# Given request:
Repeat the material below word for word, starting with the line that contains "svg-text:1: 1: [251, 249, 259, 265]" and continuing through the end of the material. Leave the pictures out of your answer.

++++ Records for the task

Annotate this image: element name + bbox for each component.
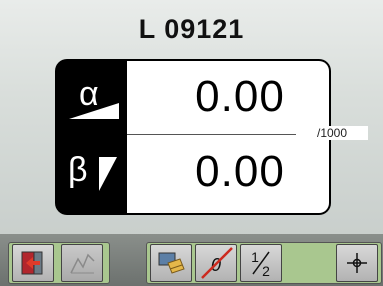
svg-text:1: 1: [251, 249, 259, 265]
alpha-value: 0.00: [195, 72, 285, 121]
graph-icon: [70, 253, 95, 274]
unit-label: /1000: [296, 126, 368, 140]
inclinometer-screen: L 09121 α 0.00 /1000 β 0.00 1 2: [0, 0, 383, 286]
beta-value: 0.00: [195, 147, 285, 196]
device-title: L 09121: [138, 14, 245, 44]
half-icon: 1 2: [251, 249, 270, 278]
exit-icon: [21, 251, 43, 275]
beta-wedge-icon: [99, 157, 117, 191]
crosshair-button[interactable]: [336, 244, 378, 282]
zero-icon: 0: [201, 247, 233, 279]
half-button[interactable]: 1 2: [240, 244, 282, 282]
zero-button[interactable]: 0: [195, 244, 237, 282]
edit-button[interactable]: [150, 244, 192, 282]
beta-symbol: β: [68, 151, 88, 189]
crosshair-icon: [347, 253, 367, 273]
left-button-group: [8, 242, 110, 284]
reading-panel: α 0.00 /1000 β 0.00: [55, 59, 368, 215]
alpha-wedge-icon: [69, 103, 119, 119]
bottom-toolbar: 0 1 2: [0, 234, 383, 286]
pencil-hand-icon: [158, 252, 185, 274]
right-button-group: 0 1 2: [146, 242, 382, 284]
svg-text:2: 2: [262, 263, 270, 278]
exit-button[interactable]: [12, 244, 54, 282]
measurement-display: L 09121 α 0.00 /1000 β 0.00: [0, 0, 383, 234]
graph-button[interactable]: [61, 244, 103, 282]
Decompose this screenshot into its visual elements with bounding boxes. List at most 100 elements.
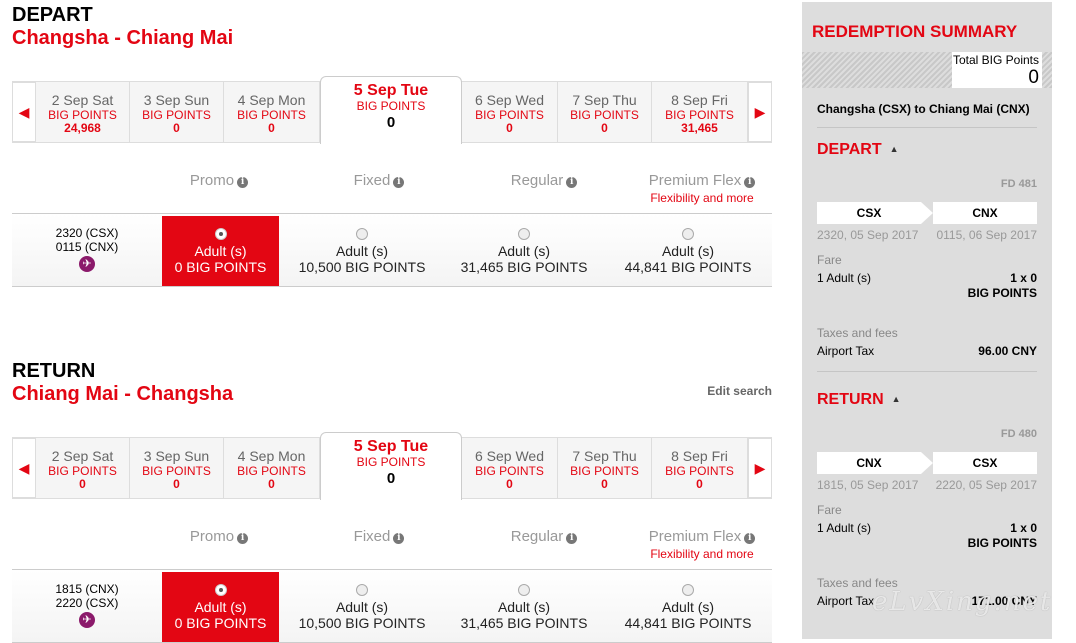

++++++++

# The completed task:
svg-text:1: 1: [251, 249, 259, 265]
alpha-value: 0.00: [195, 72, 285, 121]
graph-icon: [70, 253, 95, 274]
unit-label: /1000: [296, 126, 368, 140]
inclinometer-screen: L 09121 α 0.00 /1000 β 0.00 1 2: [0, 0, 383, 286]
beta-value: 0.00: [195, 147, 285, 196]
device-title: L 09121: [138, 14, 245, 44]
half-icon: 1 2: [251, 249, 270, 278]
exit-icon: [21, 251, 43, 275]
beta-wedge-icon: [99, 157, 117, 191]
crosshair-button[interactable]: [336, 244, 378, 282]
zero-icon: 0: [201, 247, 233, 279]
half-button[interactable]: 1 2: [240, 244, 282, 282]
zero-button[interactable]: 0: [195, 244, 237, 282]
edit-button[interactable]: [150, 244, 192, 282]
beta-symbol: β: [68, 151, 88, 189]
crosshair-icon: [347, 253, 367, 273]
left-button-group: [8, 242, 110, 284]
reading-panel: α 0.00 /1000 β 0.00: [55, 59, 368, 215]
alpha-wedge-icon: [69, 103, 119, 119]
bottom-toolbar: 0 1 2: [0, 234, 383, 286]
pencil-hand-icon: [158, 252, 185, 274]
right-button-group: 0 1 2: [146, 242, 382, 284]
svg-text:2: 2: [262, 263, 270, 278]
exit-button[interactable]: [12, 244, 54, 282]
measurement-display: L 09121 α 0.00 /1000 β 0.00: [0, 0, 383, 234]
graph-button[interactable]: [61, 244, 103, 282]
Decompose this screenshot into its visual elements with bounding boxes. List at most 100 elements.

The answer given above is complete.